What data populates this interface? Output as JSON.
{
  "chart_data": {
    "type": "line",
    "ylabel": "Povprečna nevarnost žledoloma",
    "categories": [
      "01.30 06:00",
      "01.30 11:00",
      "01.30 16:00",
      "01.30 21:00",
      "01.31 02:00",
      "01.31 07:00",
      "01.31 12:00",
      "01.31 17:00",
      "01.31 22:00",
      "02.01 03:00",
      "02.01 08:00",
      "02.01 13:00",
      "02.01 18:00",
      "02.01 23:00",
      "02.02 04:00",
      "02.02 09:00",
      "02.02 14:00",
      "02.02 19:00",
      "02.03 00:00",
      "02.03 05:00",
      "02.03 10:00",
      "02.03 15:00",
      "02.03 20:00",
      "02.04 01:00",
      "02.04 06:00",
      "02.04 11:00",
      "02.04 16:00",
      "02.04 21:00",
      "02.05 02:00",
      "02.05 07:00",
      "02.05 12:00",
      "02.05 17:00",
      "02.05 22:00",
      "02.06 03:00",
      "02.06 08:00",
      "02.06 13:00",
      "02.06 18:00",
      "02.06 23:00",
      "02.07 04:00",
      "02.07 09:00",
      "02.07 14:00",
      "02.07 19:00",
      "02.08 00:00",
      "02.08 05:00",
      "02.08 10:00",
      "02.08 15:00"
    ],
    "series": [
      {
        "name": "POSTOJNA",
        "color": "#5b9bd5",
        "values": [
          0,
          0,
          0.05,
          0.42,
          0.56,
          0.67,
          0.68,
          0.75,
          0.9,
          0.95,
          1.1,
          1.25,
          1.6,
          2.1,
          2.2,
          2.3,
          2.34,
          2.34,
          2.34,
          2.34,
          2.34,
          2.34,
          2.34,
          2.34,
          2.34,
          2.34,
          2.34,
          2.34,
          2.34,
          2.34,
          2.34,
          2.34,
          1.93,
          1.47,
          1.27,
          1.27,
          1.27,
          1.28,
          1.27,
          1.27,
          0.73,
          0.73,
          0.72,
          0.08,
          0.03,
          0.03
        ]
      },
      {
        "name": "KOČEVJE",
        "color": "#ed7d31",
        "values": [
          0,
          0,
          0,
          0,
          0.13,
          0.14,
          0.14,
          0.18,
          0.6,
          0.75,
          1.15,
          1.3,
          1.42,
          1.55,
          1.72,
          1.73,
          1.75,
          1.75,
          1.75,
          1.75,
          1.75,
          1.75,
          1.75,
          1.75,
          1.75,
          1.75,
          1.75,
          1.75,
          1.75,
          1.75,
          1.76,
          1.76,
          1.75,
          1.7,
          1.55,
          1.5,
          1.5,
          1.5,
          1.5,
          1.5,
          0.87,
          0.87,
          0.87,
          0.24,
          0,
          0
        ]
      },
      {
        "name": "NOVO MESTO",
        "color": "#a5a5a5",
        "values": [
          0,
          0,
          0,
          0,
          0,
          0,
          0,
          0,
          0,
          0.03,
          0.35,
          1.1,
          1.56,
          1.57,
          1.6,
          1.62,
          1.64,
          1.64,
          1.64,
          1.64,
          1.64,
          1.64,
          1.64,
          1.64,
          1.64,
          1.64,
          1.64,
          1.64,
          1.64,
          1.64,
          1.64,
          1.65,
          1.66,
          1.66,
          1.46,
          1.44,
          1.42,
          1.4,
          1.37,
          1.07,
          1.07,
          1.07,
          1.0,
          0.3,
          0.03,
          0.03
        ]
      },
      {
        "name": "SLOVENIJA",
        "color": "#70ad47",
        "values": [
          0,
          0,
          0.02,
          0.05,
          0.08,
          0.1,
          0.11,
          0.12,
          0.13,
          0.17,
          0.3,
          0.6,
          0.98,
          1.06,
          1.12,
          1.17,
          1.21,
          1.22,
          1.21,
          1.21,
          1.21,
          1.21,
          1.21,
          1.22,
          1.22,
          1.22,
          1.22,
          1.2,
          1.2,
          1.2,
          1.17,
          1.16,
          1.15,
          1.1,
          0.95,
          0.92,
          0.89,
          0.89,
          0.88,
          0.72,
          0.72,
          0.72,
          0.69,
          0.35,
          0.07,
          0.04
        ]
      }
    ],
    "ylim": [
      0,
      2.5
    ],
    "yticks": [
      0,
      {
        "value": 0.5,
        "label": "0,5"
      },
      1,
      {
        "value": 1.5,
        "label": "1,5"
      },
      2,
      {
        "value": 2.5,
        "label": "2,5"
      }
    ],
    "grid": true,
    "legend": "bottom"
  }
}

....

** SET PROBLEM **
Every line above should be retyped exactly as given.

** TASK RESPONSE **
What data populates this interface? Output as JSON.
{
  "chart_data": {
    "type": "line",
    "ylabel": "Povprečna nevarnost žledoloma",
    "categories": [
      "01.30 06:00",
      "01.30 11:00",
      "01.30 16:00",
      "01.30 21:00",
      "01.31 02:00",
      "01.31 07:00",
      "01.31 12:00",
      "01.31 17:00",
      "01.31 22:00",
      "02.01 03:00",
      "02.01 08:00",
      "02.01 13:00",
      "02.01 18:00",
      "02.01 23:00",
      "02.02 04:00",
      "02.02 09:00",
      "02.02 14:00",
      "02.02 19:00",
      "02.03 00:00",
      "02.03 05:00",
      "02.03 10:00",
      "02.03 15:00",
      "02.03 20:00",
      "02.04 01:00",
      "02.04 06:00",
      "02.04 11:00",
      "02.04 16:00",
      "02.04 21:00",
      "02.05 02:00",
      "02.05 07:00",
      "02.05 12:00",
      "02.05 17:00",
      "02.05 22:00",
      "02.06 03:00",
      "02.06 08:00",
      "02.06 13:00",
      "02.06 18:00",
      "02.06 23:00",
      "02.07 04:00",
      "02.07 09:00",
      "02.07 14:00",
      "02.07 19:00",
      "02.08 00:00",
      "02.08 05:00",
      "02.08 10:00",
      "02.08 15:00"
    ],
    "series": [
      {
        "name": "POSTOJNA",
        "color": "#5b9bd5",
        "values": [
          0,
          0,
          0.05,
          0.42,
          0.56,
          0.67,
          0.68,
          0.75,
          0.9,
          0.95,
          1.1,
          1.25,
          1.6,
          2.1,
          2.2,
          2.3,
          2.34,
          2.34,
          2.34,
          2.34,
          2.34,
          2.34,
          2.34,
          2.34,
          2.34,
          2.34,
          2.34,
          2.34,
          2.34,
          2.34,
          2.34,
          2.34,
          1.93,
          1.47,
          1.27,
          1.27,
          1.27,
          1.28,
          1.27,
          1.27,
          0.73,
          0.73,
          0.72,
          0.08,
          0.03,
          0.03
        ]
      },
      {
        "name": "KOČEVJE",
        "color": "#ed7d31",
        "values": [
          0,
          0,
          0,
          0,
          0.13,
          0.14,
          0.14,
          0.18,
          0.6,
          0.75,
          1.15,
          1.3,
          1.42,
          1.55,
          1.72,
          1.73,
          1.75,
          1.75,
          1.75,
          1.75,
          1.75,
          1.75,
          1.75,
          1.75,
          1.75,
          1.75,
          1.75,
          1.75,
          1.75,
          1.75,
          1.76,
          1.76,
          1.75,
          1.7,
          1.55,
          1.5,
          1.5,
          1.5,
          1.5,
          1.5,
          0.87,
          0.87,
          0.87,
          0.24,
          0,
          0
        ]
      },
      {
        "name": "NOVO MESTO",
        "color": "#a5a5a5",
        "values": [
          0,
          0,
          0,
          0,
          0,
          0,
          0,
          0,
          0,
          0.03,
          0.35,
          1.1,
          1.56,
          1.57,
          1.6,
          1.62,
          1.64,
          1.64,
          1.64,
          1.64,
          1.64,
          1.64,
          1.64,
          1.64,
          1.64,
          1.64,
          1.64,
          1.64,
          1.64,
          1.64,
          1.64,
          1.65,
          1.66,
          1.66,
          1.46,
          1.44,
          1.42,
          1.4,
          1.37,
          1.07,
          1.07,
          1.07,
          1.0,
          0.3,
          0.03,
          0.03
        ]
      },
      {
        "name": "SLOVENIJA",
        "color": "#70ad47",
        "values": [
          0,
          0,
          0.02,
          0.05,
          0.08,
          0.1,
          0.11,
          0.12,
          0.13,
          0.17,
          0.3,
          0.6,
          0.98,
          1.06,
          1.12,
          1.17,
          1.21,
          1.22,
          1.21,
          1.21,
          1.21,
          1.21,
          1.21,
          1.22,
          1.22,
          1.22,
          1.22,
          1.2,
          1.2,
          1.2,
          1.17,
          1.16,
          1.15,
          1.1,
          0.95,
          0.92,
          0.89,
          0.89,
          0.88,
          0.72,
          0.72,
          0.72,
          0.69,
          0.35,
          0.07,
          0.04
        ]
      }
    ],
    "ylim": [
      0,
      2.5
    ],
    "yticks": [
      0,
      {
        "value": 0.5,
        "label": "0,5"
      },
      1,
      {
        "value": 1.5,
        "label": "1,5"
      },
      2,
      {
        "value": 2.5,
        "label": "2,5"
      }
    ],
    "grid": true,
    "legend": "bottom"
  }
}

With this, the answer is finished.